Instructions —
1. In the vdsm tasks message, what is the Task-ID used for internally?
2. Condense the paragraph of the vdsm tasks message that begins "While this approach sounds pretty nice" into a shorter version that keeps its main points.
3. Reproduce the vdsm tasks message between "On 04/05/14 10:24" and "disk persistent tasks.", inclusive.

Source passage —
= = = = = = =
[ovirt-devel] vdsm tasks API design discussion

Mon May 5 14:38:10 UTC 2014

On 04/05/14 10:24 -0400, Saggi Mizrahi wrote:
>The thread became a bit too long for me to follow who said what when.
>
>So I'll just say how things are going to work:

This is not a very good way to frame a discussion.  The above sentence
suggests that you are completely closed off to new ideas or working
together as a community.  -1.

>VDSM is going to have a a non disk persistent tasks.
>The only reason I'm even giving a way to list running
>tasks is so that legacy operations can use it.

Have you checked with your stakeholders to make sure this limitation
is okay for the future intended use cases?  I can say for sure that
you haven't asked those of us who are working on live merge.

>New verbs should not rely on the task ID. You should put
>the status on an object so the lifetime of the job is
>bound to that object and have the actual commands
>return quickly. The Task-ID is used internally to match
>requests with responses. In an ideal world without BC
>I wouldn't even have verbs to query for running tasks.
>
>You should poll the object or, in the future, use events
>to report progress.

While this approach sounds pretty nice at first glance I doubt that
these task semantics will remain simple for long.  You are asking
every API that implements an asynchronous operation to define its own
"contract" for what it means to have a job still running.  This means
engine will need to account for corner cases such as vdsm
crash/restart in different ways for each verb implemented.  For
example, the setupNetworks verb would (probably?) be aborted by a vdsm
crash/restart but a live merge job would not (since it is tied to the
qemu process).

It would be far simpler to have vdsm return a simple list of job ids
(potentially with abstracted cursor information).  Vdsm knows the
details about whether operations are still running and can provide
that pretty easily.

>As an example, instead of having
>startVM() return when the VM is up.
>You should have it return when VDSM has the VM
>object (in some map) and you should poll the
>status of the VM through the VM ID.

Right, I think we do that today.  It's pretty easy to manage an async
object creation because you can think of the object like a long
running job and vdsm provides a list jobs verb (list).

>Instead of having copyImage() return when the
>copy is complete it should return when the
>all the metadata was created and persisted
>on the target image so that you can track
>the target image instead of the task.

Yep, another simple case because you are clearly creating an object
and you have a list-object verb.  Let's try a more difficult case:
setupNetworks.  How would that one work (and please provide some
details -- it's important)?  Does engine need to duplicate the network
model and query every single aspect of all interfaces (down to the mtu
setting) in order to ensure that everything was set as it should be?
= = = = = = =
Data —

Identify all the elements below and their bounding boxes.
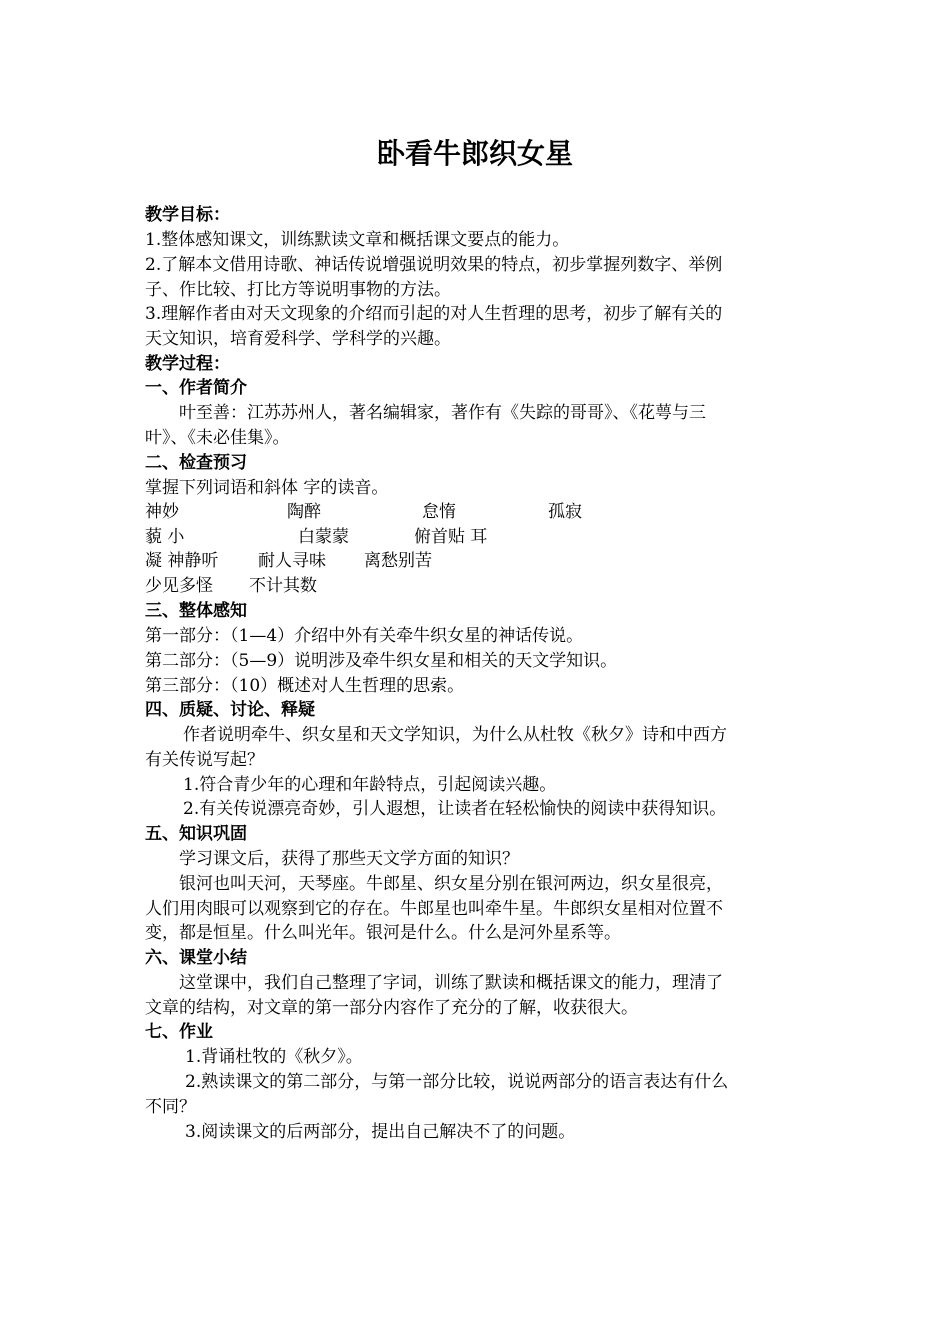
= = = = = = =
Solutions for each task —
1. It is used to match requests with responses.

2. The approach looks appealing at first, but its task semantics are unlikely to stay simple. Every API that implements an asynchronous operation would need its own "contract" for what counts as a job still running. Engine would then have to handle corner cases such as a vdsm crash or restart differently for each verb. For example, setupNetworks would probably be aborted by a vdsm crash or restart, while a live merge job would not, because it is tied to the qemu process.

3.
On 04/05/14 10:24 -0400, Saggi Mizrahi wrote:
>The thread became a bit too long for me to follow who said what when.
>
>So I'll just say how things are going to work:

This is not a very good way to frame a discussion.  The above sentence
suggests that you are completely closed off to new ideas or working
together as a community.  -1.

>VDSM is going to have a a non disk persistent tasks.